Records excerpted from a collection:
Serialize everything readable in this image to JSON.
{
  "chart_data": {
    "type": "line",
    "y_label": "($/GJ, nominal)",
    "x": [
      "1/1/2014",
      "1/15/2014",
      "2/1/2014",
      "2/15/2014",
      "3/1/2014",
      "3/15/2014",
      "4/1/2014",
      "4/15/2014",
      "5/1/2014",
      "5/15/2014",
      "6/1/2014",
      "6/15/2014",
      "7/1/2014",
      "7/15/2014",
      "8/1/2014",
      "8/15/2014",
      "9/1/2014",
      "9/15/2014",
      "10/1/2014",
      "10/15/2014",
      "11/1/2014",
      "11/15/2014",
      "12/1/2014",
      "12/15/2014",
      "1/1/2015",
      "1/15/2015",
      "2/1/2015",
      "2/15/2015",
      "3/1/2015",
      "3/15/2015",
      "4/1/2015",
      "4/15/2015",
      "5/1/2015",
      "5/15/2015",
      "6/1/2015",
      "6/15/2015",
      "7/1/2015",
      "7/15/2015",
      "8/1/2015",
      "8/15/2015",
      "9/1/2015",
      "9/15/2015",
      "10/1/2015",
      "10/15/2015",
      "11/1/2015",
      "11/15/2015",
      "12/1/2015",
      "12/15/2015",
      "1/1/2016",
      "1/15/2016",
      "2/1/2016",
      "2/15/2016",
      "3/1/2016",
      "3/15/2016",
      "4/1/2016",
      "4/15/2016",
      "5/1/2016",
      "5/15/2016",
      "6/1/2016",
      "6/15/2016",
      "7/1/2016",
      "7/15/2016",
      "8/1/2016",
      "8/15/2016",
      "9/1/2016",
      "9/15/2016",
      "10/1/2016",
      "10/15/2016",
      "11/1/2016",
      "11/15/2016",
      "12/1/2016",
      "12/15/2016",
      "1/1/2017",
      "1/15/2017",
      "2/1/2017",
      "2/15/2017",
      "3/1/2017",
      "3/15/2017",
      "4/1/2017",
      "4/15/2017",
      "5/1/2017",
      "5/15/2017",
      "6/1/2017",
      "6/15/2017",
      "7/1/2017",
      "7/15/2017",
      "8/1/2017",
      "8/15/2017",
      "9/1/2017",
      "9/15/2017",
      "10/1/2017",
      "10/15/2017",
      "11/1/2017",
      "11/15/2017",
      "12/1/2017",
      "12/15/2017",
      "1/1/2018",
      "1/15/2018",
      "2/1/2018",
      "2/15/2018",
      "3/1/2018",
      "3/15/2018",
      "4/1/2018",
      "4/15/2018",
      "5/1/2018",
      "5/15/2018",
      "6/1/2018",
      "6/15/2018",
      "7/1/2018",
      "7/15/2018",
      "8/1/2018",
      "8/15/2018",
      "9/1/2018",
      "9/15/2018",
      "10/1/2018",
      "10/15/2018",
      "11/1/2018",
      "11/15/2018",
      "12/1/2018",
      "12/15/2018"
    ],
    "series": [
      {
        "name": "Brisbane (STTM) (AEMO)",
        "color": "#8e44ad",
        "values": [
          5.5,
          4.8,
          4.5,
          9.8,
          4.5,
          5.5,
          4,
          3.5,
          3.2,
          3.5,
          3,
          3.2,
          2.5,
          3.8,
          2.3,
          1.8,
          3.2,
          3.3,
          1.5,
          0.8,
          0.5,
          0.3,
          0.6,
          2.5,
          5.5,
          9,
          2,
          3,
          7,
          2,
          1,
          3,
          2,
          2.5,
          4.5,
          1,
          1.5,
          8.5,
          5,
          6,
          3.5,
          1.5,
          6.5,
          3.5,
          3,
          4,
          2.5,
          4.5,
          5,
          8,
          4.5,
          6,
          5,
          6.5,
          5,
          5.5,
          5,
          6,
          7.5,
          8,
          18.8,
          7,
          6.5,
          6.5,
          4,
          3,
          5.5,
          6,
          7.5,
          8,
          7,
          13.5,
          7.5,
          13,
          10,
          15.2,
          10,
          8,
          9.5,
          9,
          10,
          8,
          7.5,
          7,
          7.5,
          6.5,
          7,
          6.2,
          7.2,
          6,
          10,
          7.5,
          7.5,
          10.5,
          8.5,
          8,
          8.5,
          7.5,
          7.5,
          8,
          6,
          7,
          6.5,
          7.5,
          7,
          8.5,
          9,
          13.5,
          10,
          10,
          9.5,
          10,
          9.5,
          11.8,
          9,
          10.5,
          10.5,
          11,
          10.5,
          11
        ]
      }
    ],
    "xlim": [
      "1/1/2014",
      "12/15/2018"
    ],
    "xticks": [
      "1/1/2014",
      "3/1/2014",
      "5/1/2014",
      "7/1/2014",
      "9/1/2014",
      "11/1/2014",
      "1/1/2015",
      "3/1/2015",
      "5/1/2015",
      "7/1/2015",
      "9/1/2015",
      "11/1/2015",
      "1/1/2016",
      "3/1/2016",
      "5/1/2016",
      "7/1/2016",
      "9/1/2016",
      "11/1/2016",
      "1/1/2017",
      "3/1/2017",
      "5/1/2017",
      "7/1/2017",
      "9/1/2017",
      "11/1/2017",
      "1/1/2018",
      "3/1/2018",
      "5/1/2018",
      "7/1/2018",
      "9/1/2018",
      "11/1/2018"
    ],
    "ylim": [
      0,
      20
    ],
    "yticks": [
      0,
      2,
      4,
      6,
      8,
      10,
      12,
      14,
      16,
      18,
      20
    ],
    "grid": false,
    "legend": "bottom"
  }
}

TASK: Restate the records, all of them, precisely as written.

SOLUTION TO THE PROBLEM:
Serialize everything readable in this image to JSON.
{
  "chart_data": {
    "type": "line",
    "y_label": "($/GJ, nominal)",
    "x": [
      "1/1/2014",
      "1/15/2014",
      "2/1/2014",
      "2/15/2014",
      "3/1/2014",
      "3/15/2014",
      "4/1/2014",
      "4/15/2014",
      "5/1/2014",
      "5/15/2014",
      "6/1/2014",
      "6/15/2014",
      "7/1/2014",
      "7/15/2014",
      "8/1/2014",
      "8/15/2014",
      "9/1/2014",
      "9/15/2014",
      "10/1/2014",
      "10/15/2014",
      "11/1/2014",
      "11/15/2014",
      "12/1/2014",
      "12/15/2014",
      "1/1/2015",
      "1/15/2015",
      "2/1/2015",
      "2/15/2015",
      "3/1/2015",
      "3/15/2015",
      "4/1/2015",
      "4/15/2015",
      "5/1/2015",
      "5/15/2015",
      "6/1/2015",
      "6/15/2015",
      "7/1/2015",
      "7/15/2015",
      "8/1/2015",
      "8/15/2015",
      "9/1/2015",
      "9/15/2015",
      "10/1/2015",
      "10/15/2015",
      "11/1/2015",
      "11/15/2015",
      "12/1/2015",
      "12/15/2015",
      "1/1/2016",
      "1/15/2016",
      "2/1/2016",
      "2/15/2016",
      "3/1/2016",
      "3/15/2016",
      "4/1/2016",
      "4/15/2016",
      "5/1/2016",
      "5/15/2016",
      "6/1/2016",
      "6/15/2016",
      "7/1/2016",
      "7/15/2016",
      "8/1/2016",
      "8/15/2016",
      "9/1/2016",
      "9/15/2016",
      "10/1/2016",
      "10/15/2016",
      "11/1/2016",
      "11/15/2016",
      "12/1/2016",
      "12/15/2016",
      "1/1/2017",
      "1/15/2017",
      "2/1/2017",
      "2/15/2017",
      "3/1/2017",
      "3/15/2017",
      "4/1/2017",
      "4/15/2017",
      "5/1/2017",
      "5/15/2017",
      "6/1/2017",
      "6/15/2017",
      "7/1/2017",
      "7/15/2017",
      "8/1/2017",
      "8/15/2017",
      "9/1/2017",
      "9/15/2017",
      "10/1/2017",
      "10/15/2017",
      "11/1/2017",
      "11/15/2017",
      "12/1/2017",
      "12/15/2017",
      "1/1/2018",
      "1/15/2018",
      "2/1/2018",
      "2/15/2018",
      "3/1/2018",
      "3/15/2018",
      "4/1/2018",
      "4/15/2018",
      "5/1/2018",
      "5/15/2018",
      "6/1/2018",
      "6/15/2018",
      "7/1/2018",
      "7/15/2018",
      "8/1/2018",
      "8/15/2018",
      "9/1/2018",
      "9/15/2018",
      "10/1/2018",
      "10/15/2018",
      "11/1/2018",
      "11/15/2018",
      "12/1/2018",
      "12/15/2018"
    ],
    "series": [
      {
        "name": "Brisbane (STTM) (AEMO)",
        "color": "#8e44ad",
        "values": [
          5.5,
          4.8,
          4.5,
          9.8,
          4.5,
          5.5,
          4,
          3.5,
          3.2,
          3.5,
          3,
          3.2,
          2.5,
          3.8,
          2.3,
          1.8,
          3.2,
          3.3,
          1.5,
          0.8,
          0.5,
          0.3,
          0.6,
          2.5,
          5.5,
          9,
          2,
          3,
          7,
          2,
          1,
          3,
          2,
          2.5,
          4.5,
          1,
          1.5,
          8.5,
          5,
          6,
          3.5,
          1.5,
          6.5,
          3.5,
          3,
          4,
          2.5,
          4.5,
          5,
          8,
          4.5,
          6,
          5,
          6.5,
          5,
          5.5,
          5,
          6,
          7.5,
          8,
          18.8,
          7,
          6.5,
          6.5,
          4,
          3,
          5.5,
          6,
          7.5,
          8,
          7,
          13.5,
          7.5,
          13,
          10,
          15.2,
          10,
          8,
          9.5,
          9,
          10,
          8,
          7.5,
          7,
          7.5,
          6.5,
          7,
          6.2,
          7.2,
          6,
          10,
          7.5,
          7.5,
          10.5,
          8.5,
          8,
          8.5,
          7.5,
          7.5,
          8,
          6,
          7,
          6.5,
          7.5,
          7,
          8.5,
          9,
          13.5,
          10,
          10,
          9.5,
          10,
          9.5,
          11.8,
          9,
          10.5,
          10.5,
          11,
          10.5,
          11
        ]
      }
    ],
    "xlim": [
      "1/1/2014",
      "12/15/2018"
    ],
    "xticks": [
      "1/1/2014",
      "3/1/2014",
      "5/1/2014",
      "7/1/2014",
      "9/1/2014",
      "11/1/2014",
      "1/1/2015",
      "3/1/2015",
      "5/1/2015",
      "7/1/2015",
      "9/1/2015",
      "11/1/2015",
      "1/1/2016",
      "3/1/2016",
      "5/1/2016",
      "7/1/2016",
      "9/1/2016",
      "11/1/2016",
      "1/1/2017",
      "3/1/2017",
      "5/1/2017",
      "7/1/2017",
      "9/1/2017",
      "11/1/2017",
      "1/1/2018",
      "3/1/2018",
      "5/1/2018",
      "7/1/2018",
      "9/1/2018",
      "11/1/2018"
    ],
    "ylim": [
      0,
      20
    ],
    "yticks": [
      0,
      2,
      4,
      6,
      8,
      10,
      12,
      14,
      16,
      18,
      20
    ],
    "grid": false,
    "legend": "bottom"
  }
}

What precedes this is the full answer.